GIVEN TASK: Reproduce the listing below word for word, everything from its very first line down to and including the line that contains "data-point bbox=[116, 488, 120, 492]".

MATERIALS PROVIDED:
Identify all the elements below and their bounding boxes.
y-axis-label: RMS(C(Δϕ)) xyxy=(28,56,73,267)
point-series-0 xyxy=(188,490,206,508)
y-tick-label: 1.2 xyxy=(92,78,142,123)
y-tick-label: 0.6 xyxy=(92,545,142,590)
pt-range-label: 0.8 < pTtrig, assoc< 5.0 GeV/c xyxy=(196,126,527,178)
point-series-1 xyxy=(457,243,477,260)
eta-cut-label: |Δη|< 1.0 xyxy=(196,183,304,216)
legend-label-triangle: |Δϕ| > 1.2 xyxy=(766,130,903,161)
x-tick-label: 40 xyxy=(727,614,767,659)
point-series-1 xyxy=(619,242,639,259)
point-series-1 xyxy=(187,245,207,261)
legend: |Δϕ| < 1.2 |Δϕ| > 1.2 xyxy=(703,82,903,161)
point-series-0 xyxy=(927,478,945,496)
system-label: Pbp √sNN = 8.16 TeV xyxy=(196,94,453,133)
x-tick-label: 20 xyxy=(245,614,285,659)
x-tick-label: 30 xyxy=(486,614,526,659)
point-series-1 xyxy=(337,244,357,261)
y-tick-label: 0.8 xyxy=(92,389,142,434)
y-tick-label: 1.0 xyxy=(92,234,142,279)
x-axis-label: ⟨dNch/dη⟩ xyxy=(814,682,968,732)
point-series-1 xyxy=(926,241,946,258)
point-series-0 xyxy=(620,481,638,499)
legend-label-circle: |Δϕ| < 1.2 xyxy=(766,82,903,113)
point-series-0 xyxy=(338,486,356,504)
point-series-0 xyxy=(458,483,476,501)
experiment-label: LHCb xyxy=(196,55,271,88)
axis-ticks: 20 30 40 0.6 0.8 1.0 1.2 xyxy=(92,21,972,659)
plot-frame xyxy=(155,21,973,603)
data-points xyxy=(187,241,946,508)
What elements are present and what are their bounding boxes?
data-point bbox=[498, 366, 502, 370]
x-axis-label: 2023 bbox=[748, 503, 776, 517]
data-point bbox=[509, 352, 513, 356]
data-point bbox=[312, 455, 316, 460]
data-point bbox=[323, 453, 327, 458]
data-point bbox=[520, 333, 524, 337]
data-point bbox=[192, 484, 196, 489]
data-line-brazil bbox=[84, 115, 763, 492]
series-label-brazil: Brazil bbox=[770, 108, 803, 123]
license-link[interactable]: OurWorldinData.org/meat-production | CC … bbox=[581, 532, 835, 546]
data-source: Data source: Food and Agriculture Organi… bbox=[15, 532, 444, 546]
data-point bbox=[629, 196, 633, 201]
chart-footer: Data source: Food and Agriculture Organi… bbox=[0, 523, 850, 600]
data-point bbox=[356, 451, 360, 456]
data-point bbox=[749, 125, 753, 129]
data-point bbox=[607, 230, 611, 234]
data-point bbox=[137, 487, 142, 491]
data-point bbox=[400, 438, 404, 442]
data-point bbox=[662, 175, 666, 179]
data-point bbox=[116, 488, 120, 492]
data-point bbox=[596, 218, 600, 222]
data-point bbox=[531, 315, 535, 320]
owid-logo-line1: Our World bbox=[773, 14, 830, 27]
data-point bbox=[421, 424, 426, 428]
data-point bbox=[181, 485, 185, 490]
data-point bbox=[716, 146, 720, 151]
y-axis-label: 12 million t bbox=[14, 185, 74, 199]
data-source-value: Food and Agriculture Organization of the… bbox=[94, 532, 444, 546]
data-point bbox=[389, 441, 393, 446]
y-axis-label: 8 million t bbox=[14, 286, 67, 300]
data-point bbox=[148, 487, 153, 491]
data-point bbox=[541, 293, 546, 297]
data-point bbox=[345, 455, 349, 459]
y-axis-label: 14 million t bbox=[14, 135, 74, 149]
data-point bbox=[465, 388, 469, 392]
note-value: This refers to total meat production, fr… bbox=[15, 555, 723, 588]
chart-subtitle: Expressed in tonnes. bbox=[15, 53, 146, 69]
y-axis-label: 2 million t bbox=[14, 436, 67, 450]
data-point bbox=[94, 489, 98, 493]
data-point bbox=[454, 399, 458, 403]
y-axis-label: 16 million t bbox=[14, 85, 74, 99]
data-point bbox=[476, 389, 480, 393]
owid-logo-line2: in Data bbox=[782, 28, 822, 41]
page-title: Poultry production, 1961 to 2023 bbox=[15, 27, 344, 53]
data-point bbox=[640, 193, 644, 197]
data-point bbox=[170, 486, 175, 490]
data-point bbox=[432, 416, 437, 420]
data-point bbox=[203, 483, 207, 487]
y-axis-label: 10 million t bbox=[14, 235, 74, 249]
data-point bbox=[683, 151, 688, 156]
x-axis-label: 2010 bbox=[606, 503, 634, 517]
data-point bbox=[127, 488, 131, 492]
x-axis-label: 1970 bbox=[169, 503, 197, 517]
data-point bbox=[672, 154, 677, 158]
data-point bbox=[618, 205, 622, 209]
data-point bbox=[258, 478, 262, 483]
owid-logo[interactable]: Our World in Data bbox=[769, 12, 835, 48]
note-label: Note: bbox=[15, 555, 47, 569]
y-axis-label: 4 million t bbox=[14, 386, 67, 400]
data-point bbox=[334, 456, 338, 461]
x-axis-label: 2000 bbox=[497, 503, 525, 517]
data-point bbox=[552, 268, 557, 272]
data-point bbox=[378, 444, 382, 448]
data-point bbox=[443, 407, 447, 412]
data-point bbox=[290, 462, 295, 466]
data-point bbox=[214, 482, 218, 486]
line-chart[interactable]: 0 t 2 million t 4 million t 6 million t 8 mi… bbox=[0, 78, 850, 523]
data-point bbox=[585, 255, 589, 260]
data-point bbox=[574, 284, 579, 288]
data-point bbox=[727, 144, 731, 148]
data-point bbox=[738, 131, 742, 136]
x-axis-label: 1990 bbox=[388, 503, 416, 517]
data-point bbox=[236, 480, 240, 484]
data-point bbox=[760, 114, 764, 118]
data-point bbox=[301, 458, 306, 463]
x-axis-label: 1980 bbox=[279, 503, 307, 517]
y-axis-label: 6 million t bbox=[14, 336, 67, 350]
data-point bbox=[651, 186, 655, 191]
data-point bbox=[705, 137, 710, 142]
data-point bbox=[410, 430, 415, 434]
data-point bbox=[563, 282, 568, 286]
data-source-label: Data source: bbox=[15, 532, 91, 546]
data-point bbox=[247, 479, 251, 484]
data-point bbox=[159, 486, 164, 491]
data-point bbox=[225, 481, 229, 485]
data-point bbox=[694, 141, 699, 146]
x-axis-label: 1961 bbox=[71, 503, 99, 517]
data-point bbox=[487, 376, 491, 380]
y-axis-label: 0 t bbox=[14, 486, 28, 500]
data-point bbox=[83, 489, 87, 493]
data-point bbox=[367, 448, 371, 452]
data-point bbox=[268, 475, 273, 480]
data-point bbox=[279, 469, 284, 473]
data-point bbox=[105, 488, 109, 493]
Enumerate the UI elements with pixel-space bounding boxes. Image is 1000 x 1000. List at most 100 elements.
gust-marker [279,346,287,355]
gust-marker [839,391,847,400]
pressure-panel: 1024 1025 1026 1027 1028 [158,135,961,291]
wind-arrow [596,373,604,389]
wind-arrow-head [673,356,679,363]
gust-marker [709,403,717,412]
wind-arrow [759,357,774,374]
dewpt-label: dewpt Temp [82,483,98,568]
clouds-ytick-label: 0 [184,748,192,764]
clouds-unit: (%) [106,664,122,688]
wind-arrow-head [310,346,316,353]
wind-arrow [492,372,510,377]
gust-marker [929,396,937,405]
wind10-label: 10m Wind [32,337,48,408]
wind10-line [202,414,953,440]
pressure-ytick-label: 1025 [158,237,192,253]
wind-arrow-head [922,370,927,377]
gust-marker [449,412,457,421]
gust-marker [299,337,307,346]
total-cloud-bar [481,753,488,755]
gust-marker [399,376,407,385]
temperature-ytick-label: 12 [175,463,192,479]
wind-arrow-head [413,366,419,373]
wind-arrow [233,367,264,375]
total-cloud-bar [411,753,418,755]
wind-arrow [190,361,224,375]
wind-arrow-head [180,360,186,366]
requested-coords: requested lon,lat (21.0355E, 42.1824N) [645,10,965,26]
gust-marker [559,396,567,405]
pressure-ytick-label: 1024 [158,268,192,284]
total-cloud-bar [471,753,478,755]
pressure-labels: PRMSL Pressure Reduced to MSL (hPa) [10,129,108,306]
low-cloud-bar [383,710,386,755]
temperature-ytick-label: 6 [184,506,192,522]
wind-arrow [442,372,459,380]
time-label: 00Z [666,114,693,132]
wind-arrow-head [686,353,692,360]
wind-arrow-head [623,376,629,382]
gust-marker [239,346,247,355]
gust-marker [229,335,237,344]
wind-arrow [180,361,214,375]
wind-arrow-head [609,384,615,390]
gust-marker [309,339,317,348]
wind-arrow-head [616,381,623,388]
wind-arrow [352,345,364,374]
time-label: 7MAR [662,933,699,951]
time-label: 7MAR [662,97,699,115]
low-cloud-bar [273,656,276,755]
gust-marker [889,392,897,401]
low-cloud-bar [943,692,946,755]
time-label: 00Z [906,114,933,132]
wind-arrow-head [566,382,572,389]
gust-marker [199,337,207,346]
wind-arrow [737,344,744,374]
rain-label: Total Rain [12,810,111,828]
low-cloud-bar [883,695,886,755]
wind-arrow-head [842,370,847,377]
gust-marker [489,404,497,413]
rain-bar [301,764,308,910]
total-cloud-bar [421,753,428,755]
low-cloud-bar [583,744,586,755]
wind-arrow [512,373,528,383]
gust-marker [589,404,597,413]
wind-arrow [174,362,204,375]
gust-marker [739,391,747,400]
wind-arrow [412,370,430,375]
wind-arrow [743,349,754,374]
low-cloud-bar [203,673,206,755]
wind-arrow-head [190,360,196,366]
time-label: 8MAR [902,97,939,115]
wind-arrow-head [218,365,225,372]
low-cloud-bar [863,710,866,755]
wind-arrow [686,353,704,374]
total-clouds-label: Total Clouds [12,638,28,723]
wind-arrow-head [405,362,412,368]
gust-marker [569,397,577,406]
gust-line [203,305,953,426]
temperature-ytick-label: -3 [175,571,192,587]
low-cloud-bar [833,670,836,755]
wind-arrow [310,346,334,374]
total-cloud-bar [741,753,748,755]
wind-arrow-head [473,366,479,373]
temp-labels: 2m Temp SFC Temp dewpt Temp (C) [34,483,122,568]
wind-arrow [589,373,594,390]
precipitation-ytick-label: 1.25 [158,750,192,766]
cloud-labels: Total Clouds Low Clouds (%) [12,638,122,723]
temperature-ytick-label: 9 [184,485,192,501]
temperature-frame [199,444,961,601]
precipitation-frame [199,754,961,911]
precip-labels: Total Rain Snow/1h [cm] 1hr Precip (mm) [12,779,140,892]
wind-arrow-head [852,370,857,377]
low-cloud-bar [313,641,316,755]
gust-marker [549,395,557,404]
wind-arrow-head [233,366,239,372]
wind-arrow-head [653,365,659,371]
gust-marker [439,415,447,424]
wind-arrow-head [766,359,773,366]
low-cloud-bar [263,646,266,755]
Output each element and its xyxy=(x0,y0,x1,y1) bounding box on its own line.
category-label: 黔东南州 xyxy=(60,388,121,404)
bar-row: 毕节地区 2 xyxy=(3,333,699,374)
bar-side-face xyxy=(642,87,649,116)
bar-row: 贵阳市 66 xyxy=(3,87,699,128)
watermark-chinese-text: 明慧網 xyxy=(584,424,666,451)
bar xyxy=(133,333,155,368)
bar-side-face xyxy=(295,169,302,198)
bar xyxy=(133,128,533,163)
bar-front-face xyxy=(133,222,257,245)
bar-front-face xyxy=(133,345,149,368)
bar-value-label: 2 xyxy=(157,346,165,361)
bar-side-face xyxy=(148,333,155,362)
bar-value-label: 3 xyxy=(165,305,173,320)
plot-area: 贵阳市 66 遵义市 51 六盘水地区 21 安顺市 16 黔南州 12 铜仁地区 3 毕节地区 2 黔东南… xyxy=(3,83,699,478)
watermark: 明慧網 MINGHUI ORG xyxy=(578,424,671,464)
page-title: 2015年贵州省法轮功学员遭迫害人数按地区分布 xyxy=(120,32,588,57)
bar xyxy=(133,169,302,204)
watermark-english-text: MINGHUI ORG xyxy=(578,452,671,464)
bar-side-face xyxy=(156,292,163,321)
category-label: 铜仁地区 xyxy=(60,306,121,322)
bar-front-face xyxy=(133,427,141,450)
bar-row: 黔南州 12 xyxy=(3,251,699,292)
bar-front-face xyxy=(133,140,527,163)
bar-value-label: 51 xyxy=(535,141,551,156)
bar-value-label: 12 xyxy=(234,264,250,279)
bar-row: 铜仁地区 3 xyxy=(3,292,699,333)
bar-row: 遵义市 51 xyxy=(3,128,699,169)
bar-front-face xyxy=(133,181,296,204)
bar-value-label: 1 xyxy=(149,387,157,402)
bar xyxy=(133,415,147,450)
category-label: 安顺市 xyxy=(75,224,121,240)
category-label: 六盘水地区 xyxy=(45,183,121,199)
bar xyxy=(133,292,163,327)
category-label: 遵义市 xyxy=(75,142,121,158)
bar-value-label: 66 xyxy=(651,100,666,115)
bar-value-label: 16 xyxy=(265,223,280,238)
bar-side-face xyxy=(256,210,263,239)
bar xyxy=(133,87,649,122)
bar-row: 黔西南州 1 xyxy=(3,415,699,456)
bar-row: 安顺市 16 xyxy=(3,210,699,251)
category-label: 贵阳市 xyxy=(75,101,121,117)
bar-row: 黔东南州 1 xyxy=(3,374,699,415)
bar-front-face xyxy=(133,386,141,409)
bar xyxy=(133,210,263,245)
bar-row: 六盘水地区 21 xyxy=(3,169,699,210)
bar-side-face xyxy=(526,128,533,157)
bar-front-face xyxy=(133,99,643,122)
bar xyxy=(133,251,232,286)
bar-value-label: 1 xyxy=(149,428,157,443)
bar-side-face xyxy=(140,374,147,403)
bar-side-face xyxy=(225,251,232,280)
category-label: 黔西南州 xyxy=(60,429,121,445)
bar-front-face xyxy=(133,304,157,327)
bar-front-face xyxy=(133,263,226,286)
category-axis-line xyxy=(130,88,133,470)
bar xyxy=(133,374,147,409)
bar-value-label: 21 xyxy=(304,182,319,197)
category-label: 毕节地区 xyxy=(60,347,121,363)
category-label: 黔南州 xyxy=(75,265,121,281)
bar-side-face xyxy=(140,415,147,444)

FINISHED EXERCISE:
Identify all the elements below and their bounding boxes.
y-axis-label: RMS(C(Δϕ)) xyxy=(28,56,73,267)
point-series-0 xyxy=(188,490,206,508)
y-tick-label: 1.2 xyxy=(92,78,142,123)
y-tick-label: 0.6 xyxy=(92,545,142,590)
pt-range-label: 0.8 < pTtrig, assoc< 5.0 GeV/c xyxy=(196,126,527,178)
point-series-1 xyxy=(457,243,477,260)
eta-cut-label: |Δη|< 1.0 xyxy=(196,183,304,216)
legend-label-triangle: |Δϕ| > 1.2 xyxy=(766,130,903,161)
x-tick-label: 40 xyxy=(727,614,767,659)
point-series-1 xyxy=(619,242,639,259)
point-series-1 xyxy=(187,245,207,261)
legend: |Δϕ| < 1.2 |Δϕ| > 1.2 xyxy=(703,82,903,161)
point-series-0 xyxy=(927,478,945,496)
system-label: Pbp √sNN = 8.16 TeV xyxy=(196,94,453,133)
x-tick-label: 20 xyxy=(245,614,285,659)
x-tick-label: 30 xyxy=(486,614,526,659)
point-series-1 xyxy=(337,244,357,261)
y-tick-label: 0.8 xyxy=(92,389,142,434)
y-tick-label: 1.0 xyxy=(92,234,142,279)
x-axis-label: ⟨dNch/dη⟩ xyxy=(814,682,968,732)
point-series-1 xyxy=(926,241,946,258)
point-series-0 xyxy=(620,481,638,499)
legend-label-circle: |Δϕ| < 1.2 xyxy=(766,82,903,113)
point-series-0 xyxy=(338,486,356,504)
point-series-0 xyxy=(458,483,476,501)
experiment-label: LHCb xyxy=(196,55,271,88)
axis-ticks: 20 30 40 0.6 0.8 1.0 1.2 xyxy=(92,21,972,659)
plot-frame xyxy=(155,21,973,603)
data-points xyxy=(187,241,946,508)
What elements are present and what are their bounding boxes?
data-point bbox=[498, 366, 502, 370]
x-axis-label: 2023 bbox=[748, 503, 776, 517]
data-point bbox=[509, 352, 513, 356]
data-point bbox=[312, 455, 316, 460]
data-point bbox=[323, 453, 327, 458]
data-point bbox=[520, 333, 524, 337]
data-point bbox=[192, 484, 196, 489]
data-line-brazil bbox=[84, 115, 763, 492]
series-label-brazil: Brazil bbox=[770, 108, 803, 123]
license-link[interactable]: OurWorldinData.org/meat-production | CC … bbox=[581, 532, 835, 546]
data-source: Data source: Food and Agriculture Organi… bbox=[15, 532, 444, 546]
data-point bbox=[629, 196, 633, 201]
chart-footer: Data source: Food and Agriculture Organi… bbox=[0, 523, 850, 600]
data-point bbox=[356, 451, 360, 456]
data-point bbox=[749, 125, 753, 129]
data-point bbox=[607, 230, 611, 234]
data-point bbox=[137, 487, 142, 491]
data-point bbox=[400, 438, 404, 442]
data-point bbox=[662, 175, 666, 179]
data-point bbox=[116, 488, 120, 492]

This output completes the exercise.